◆ **Task to carry out**: Gather all lines from the material that contain "синтаксического".

[Recorded data]
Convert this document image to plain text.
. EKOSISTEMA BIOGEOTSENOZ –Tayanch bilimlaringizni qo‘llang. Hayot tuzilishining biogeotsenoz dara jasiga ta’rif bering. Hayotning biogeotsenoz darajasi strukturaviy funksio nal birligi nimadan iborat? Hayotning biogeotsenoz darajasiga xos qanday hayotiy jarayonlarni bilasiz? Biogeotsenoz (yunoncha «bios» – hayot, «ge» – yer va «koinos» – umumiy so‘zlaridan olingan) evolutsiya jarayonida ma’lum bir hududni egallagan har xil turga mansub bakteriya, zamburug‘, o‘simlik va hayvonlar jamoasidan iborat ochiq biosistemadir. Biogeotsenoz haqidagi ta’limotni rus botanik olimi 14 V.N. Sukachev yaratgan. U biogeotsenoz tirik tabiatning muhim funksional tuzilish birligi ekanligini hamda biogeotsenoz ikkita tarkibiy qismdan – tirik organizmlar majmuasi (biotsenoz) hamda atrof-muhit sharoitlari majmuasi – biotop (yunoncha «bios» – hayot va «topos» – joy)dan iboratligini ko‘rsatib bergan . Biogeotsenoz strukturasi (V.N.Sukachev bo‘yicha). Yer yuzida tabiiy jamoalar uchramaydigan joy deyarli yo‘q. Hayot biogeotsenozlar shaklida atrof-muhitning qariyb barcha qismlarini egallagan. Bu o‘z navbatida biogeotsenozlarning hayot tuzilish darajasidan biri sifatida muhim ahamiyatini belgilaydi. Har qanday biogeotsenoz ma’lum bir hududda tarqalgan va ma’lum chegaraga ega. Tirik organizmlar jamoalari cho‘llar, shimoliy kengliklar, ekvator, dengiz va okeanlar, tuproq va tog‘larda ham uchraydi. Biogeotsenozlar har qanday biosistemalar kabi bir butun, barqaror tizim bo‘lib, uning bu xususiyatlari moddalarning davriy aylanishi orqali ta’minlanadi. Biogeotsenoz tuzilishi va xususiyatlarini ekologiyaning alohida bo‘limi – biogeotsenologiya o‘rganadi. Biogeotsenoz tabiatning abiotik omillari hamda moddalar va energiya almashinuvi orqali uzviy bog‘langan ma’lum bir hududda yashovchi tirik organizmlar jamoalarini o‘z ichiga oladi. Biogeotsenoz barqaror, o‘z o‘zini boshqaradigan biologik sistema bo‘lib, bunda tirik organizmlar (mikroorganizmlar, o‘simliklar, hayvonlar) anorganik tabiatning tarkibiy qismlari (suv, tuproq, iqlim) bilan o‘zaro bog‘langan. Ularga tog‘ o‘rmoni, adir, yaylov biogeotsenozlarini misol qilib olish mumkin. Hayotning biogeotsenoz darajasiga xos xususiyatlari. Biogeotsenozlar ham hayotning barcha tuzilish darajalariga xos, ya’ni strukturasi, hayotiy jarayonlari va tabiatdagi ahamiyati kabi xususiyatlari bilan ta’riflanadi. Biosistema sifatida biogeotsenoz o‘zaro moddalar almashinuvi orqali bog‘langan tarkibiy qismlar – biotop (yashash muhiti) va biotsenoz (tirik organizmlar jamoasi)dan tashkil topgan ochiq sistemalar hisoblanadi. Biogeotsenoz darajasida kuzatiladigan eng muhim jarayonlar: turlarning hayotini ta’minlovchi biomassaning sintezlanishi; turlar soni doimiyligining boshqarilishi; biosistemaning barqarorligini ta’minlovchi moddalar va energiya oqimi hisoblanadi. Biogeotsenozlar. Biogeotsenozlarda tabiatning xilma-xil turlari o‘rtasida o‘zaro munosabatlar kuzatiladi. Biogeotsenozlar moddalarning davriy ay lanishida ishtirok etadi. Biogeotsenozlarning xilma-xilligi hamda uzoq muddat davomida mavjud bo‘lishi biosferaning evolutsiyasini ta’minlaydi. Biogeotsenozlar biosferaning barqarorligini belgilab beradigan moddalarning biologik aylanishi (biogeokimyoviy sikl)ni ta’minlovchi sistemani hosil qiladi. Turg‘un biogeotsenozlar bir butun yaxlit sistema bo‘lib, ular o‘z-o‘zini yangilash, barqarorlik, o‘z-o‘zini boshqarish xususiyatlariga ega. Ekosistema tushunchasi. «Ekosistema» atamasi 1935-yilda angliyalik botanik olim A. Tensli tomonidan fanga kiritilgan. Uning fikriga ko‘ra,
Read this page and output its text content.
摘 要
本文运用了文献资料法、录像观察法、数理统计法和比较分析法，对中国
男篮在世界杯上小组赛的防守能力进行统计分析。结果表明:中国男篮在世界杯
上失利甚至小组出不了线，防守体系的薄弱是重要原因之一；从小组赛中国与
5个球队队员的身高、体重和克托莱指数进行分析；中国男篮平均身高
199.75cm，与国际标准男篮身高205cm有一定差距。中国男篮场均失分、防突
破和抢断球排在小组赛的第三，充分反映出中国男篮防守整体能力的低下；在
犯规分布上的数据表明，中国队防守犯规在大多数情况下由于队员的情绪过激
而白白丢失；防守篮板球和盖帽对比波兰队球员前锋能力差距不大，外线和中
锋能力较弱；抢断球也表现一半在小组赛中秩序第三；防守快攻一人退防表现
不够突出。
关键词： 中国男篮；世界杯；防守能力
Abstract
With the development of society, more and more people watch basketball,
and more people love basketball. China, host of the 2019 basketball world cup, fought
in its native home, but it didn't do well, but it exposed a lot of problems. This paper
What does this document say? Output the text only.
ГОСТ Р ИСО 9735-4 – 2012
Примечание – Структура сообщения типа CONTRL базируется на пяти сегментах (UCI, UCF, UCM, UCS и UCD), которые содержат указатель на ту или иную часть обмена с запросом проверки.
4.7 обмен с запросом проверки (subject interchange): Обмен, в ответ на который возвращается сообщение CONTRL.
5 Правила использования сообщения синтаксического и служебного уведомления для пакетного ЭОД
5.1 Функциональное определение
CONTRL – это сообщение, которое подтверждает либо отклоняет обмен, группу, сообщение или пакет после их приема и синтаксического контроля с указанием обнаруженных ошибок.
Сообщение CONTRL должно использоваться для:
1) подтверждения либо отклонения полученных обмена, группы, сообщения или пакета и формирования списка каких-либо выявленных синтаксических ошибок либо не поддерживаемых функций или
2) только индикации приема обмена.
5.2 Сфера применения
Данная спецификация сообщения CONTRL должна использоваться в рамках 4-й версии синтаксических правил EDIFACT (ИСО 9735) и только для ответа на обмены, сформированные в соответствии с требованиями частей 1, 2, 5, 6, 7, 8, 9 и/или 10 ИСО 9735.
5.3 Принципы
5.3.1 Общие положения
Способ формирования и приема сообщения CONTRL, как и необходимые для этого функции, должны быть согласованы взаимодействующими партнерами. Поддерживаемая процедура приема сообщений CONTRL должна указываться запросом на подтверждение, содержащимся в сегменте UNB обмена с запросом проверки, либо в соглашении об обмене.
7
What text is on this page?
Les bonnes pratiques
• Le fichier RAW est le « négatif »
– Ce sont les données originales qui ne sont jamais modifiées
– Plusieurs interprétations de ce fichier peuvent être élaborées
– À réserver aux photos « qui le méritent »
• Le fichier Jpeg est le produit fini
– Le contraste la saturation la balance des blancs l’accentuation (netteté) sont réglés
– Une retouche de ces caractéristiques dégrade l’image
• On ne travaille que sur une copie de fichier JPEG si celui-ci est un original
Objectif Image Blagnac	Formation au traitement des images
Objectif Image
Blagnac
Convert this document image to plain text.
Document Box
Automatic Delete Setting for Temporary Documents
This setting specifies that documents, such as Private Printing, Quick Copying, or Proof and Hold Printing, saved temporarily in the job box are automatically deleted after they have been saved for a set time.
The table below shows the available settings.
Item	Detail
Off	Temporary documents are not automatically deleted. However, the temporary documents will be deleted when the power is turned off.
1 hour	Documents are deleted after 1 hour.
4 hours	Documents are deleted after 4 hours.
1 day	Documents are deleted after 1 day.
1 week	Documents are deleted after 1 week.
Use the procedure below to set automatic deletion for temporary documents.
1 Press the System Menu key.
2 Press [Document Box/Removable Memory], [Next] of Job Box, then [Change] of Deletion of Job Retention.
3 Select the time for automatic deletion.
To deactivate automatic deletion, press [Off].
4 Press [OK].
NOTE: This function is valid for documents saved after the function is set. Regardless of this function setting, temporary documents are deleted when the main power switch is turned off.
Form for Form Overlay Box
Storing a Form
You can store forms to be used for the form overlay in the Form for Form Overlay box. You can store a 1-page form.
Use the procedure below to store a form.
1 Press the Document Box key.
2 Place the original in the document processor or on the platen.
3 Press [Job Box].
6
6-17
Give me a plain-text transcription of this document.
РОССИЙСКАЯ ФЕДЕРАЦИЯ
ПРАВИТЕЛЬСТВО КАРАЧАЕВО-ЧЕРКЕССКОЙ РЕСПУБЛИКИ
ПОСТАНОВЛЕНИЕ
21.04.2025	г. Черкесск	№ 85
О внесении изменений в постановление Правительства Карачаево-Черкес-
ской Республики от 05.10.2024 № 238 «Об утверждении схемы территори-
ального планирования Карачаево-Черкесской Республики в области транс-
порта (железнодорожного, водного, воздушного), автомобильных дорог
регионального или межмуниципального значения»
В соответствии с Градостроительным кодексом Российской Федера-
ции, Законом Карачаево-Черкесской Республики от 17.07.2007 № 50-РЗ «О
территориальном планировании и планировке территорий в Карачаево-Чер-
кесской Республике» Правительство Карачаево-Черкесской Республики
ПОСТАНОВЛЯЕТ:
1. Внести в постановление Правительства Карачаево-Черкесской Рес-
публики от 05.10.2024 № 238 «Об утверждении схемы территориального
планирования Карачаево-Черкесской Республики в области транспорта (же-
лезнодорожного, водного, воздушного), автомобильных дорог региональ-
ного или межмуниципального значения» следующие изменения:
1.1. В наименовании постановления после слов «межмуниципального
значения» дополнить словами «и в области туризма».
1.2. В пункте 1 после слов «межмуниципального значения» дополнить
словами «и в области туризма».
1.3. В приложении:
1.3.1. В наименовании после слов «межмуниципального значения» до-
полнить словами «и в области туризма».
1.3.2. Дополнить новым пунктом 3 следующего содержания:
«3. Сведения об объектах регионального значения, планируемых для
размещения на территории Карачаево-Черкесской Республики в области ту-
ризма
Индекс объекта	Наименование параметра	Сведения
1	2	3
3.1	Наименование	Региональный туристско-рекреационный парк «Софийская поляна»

◆ **Exercise answer**:
5 Правила использования сообщения синтаксического и служебного уведомления для пакетного ЭОД
CONTRL – это сообщение, которое подтверждает либо отклоняет обмен, группу, сообщение или пакет после их приема и синтаксического контроля с указанием обнаруженных ошибок.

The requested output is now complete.